■ WORK TO COMPLETE:
Copy out the data below verbatim.

■ GIVEN DATA:
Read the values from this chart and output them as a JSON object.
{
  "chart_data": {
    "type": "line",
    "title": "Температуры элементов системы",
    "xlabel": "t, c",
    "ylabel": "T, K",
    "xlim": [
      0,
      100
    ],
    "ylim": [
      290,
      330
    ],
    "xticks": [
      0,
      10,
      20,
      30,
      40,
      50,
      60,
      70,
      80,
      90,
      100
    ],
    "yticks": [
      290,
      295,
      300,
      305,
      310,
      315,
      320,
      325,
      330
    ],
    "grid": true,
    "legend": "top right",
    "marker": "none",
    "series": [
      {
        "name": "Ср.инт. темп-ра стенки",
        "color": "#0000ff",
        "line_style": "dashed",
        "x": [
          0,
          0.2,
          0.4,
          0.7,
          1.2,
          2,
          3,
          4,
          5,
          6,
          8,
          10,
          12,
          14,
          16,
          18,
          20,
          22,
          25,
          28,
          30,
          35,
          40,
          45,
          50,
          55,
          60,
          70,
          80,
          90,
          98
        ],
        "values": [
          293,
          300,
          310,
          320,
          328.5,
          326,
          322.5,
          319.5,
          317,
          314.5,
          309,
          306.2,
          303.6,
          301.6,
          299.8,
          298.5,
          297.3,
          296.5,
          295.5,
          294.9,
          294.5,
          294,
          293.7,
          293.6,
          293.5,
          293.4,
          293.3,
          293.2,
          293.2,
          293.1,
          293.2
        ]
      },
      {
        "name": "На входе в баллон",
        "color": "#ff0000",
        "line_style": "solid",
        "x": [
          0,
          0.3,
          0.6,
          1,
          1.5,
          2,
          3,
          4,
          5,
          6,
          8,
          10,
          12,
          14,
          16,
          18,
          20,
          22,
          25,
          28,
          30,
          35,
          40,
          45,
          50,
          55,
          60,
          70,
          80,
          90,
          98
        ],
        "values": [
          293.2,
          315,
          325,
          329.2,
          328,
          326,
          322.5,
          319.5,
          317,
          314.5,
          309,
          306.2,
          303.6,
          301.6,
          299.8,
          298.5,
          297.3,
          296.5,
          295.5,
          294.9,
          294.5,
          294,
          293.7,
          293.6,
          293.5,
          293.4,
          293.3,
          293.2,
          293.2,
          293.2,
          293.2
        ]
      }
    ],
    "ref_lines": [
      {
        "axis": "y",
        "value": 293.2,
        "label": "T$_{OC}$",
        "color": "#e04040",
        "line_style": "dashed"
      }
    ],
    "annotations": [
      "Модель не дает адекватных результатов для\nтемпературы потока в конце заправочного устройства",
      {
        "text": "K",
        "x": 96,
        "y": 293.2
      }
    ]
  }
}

■ OUTPUT:
Read the values from this chart and output them as a JSON object.
{
  "chart_data": {
    "type": "line",
    "title": "Температуры элементов системы",
    "xlabel": "t, c",
    "ylabel": "T, K",
    "xlim": [
      0,
      100
    ],
    "ylim": [
      290,
      330
    ],
    "xticks": [
      0,
      10,
      20,
      30,
      40,
      50,
      60,
      70,
      80,
      90,
      100
    ],
    "yticks": [
      290,
      295,
      300,
      305,
      310,
      315,
      320,
      325,
      330
    ],
    "grid": true,
    "legend": "top right",
    "marker": "none",
    "series": [
      {
        "name": "Ср.инт. темп-ра стенки",
        "color": "#0000ff",
        "line_style": "dashed",
        "x": [
          0,
          0.2,
          0.4,
          0.7,
          1.2,
          2,
          3,
          4,
          5,
          6,
          8,
          10,
          12,
          14,
          16,
          18,
          20,
          22,
          25,
          28,
          30,
          35,
          40,
          45,
          50,
          55,
          60,
          70,
          80,
          90,
          98
        ],
        "values": [
          293,
          300,
          310,
          320,
          328.5,
          326,
          322.5,
          319.5,
          317,
          314.5,
          309,
          306.2,
          303.6,
          301.6,
          299.8,
          298.5,
          297.3,
          296.5,
          295.5,
          294.9,
          294.5,
          294,
          293.7,
          293.6,
          293.5,
          293.4,
          293.3,
          293.2,
          293.2,
          293.1,
          293.2
        ]
      },
      {
        "name": "На входе в баллон",
        "color": "#ff0000",
        "line_style": "solid",
        "x": [
          0,
          0.3,
          0.6,
          1,
          1.5,
          2,
          3,
          4,
          5,
          6,
          8,
          10,
          12,
          14,
          16,
          18,
          20,
          22,
          25,
          28,
          30,
          35,
          40,
          45,
          50,
          55,
          60,
          70,
          80,
          90,
          98
        ],
        "values": [
          293.2,
          315,
          325,
          329.2,
          328,
          326,
          322.5,
          319.5,
          317,
          314.5,
          309,
          306.2,
          303.6,
          301.6,
          299.8,
          298.5,
          297.3,
          296.5,
          295.5,
          294.9,
          294.5,
          294,
          293.7,
          293.6,
          293.5,
          293.4,
          293.3,
          293.2,
          293.2,
          293.2,
          293.2
        ]
      }
    ],
    "ref_lines": [
      {
        "axis": "y",
        "value": 293.2,
        "label": "T$_{OC}$",
        "color": "#e04040",
        "line_style": "dashed"
      }
    ],
    "annotations": [
      "Модель не дает адекватных результатов для\nтемпературы потока в конце заправочного устройства",
      {
        "text": "K",
        "x": 96,
        "y": 293.2
      }
    ]
  }
}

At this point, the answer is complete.